[START OF TASK INPUTS]
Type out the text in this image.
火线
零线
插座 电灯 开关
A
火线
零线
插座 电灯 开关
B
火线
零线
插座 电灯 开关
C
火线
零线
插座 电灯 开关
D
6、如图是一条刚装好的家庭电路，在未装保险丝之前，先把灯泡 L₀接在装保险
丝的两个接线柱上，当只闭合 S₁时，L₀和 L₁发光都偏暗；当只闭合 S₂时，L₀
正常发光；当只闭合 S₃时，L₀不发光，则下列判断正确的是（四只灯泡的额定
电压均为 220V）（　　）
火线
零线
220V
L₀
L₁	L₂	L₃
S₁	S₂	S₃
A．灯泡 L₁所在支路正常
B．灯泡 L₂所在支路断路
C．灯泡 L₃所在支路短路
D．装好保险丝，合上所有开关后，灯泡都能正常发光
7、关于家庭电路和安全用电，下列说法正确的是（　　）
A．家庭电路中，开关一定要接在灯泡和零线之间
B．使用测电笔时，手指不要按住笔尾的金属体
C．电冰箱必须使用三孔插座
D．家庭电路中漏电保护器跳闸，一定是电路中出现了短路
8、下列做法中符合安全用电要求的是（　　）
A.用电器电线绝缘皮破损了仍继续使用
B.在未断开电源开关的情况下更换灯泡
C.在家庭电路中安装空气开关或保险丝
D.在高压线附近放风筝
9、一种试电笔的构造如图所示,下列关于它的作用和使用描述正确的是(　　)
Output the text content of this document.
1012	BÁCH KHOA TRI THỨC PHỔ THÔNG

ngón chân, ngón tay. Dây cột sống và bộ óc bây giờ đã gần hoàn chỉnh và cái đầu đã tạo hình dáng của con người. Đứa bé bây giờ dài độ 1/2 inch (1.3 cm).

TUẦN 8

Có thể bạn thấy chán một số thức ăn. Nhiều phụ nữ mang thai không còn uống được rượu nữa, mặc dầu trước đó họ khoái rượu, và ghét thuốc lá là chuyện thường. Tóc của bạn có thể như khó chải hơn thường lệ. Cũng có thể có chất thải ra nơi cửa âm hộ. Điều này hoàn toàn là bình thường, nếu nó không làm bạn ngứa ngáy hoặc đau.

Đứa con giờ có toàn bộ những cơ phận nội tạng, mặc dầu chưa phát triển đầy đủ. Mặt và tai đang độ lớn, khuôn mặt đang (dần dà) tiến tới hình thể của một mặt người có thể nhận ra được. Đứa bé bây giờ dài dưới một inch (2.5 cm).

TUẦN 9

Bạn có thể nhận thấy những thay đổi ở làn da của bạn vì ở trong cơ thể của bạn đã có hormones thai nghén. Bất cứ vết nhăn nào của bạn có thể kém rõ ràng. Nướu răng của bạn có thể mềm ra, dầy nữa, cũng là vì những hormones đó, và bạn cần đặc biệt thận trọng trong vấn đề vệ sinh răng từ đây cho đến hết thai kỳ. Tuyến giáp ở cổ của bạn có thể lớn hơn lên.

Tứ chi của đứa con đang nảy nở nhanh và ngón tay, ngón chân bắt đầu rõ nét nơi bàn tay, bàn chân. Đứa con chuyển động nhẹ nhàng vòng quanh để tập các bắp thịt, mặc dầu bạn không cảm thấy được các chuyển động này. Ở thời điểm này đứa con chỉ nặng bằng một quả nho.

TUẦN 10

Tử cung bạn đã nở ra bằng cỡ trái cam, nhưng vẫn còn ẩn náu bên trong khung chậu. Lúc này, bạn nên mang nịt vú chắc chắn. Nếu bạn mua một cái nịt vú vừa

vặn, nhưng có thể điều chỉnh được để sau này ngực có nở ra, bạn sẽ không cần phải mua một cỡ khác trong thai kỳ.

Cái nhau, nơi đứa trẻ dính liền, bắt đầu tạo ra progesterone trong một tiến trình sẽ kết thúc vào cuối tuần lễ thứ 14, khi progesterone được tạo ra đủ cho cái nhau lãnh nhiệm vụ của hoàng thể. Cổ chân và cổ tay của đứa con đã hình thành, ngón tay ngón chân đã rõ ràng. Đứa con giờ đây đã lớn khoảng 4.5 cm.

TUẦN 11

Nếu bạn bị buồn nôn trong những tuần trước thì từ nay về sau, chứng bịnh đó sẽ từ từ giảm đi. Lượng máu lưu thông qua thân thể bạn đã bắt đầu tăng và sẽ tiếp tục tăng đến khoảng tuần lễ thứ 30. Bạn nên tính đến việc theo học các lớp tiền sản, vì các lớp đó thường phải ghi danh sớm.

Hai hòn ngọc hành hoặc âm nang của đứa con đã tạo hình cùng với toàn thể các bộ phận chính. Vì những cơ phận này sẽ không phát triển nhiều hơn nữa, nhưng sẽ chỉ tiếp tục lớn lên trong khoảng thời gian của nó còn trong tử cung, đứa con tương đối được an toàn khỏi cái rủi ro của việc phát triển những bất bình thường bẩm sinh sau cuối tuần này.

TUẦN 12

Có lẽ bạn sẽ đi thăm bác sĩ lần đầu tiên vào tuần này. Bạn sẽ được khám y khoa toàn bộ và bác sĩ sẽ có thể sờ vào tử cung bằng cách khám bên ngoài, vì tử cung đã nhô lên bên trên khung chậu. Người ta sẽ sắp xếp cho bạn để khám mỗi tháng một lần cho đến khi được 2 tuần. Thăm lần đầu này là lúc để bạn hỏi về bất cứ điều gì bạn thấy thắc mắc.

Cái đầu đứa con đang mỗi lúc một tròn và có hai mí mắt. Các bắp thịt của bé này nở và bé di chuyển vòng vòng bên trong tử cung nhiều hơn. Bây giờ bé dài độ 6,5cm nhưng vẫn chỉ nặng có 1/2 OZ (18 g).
[END OF TASK INPUTS]
## WHAT IS EXPECTED
Which lines hold the word "chỉnh"? Copy each of them from the records.

## EXERCISE RESPONSE
ngón chân, ngón tay. Dây cột sống và bộ óc bây giờ đã gần hoàn chỉnh và cái đầu đã tạo hình dáng của con người. Đứa bé bây giờ dài độ 1/2 inch (1.3 cm).
vặn, nhưng có thể điều chỉnh được để sau này ngực có nở ra, bạn sẽ không cần phải mua một cỡ khác trong thai kỳ.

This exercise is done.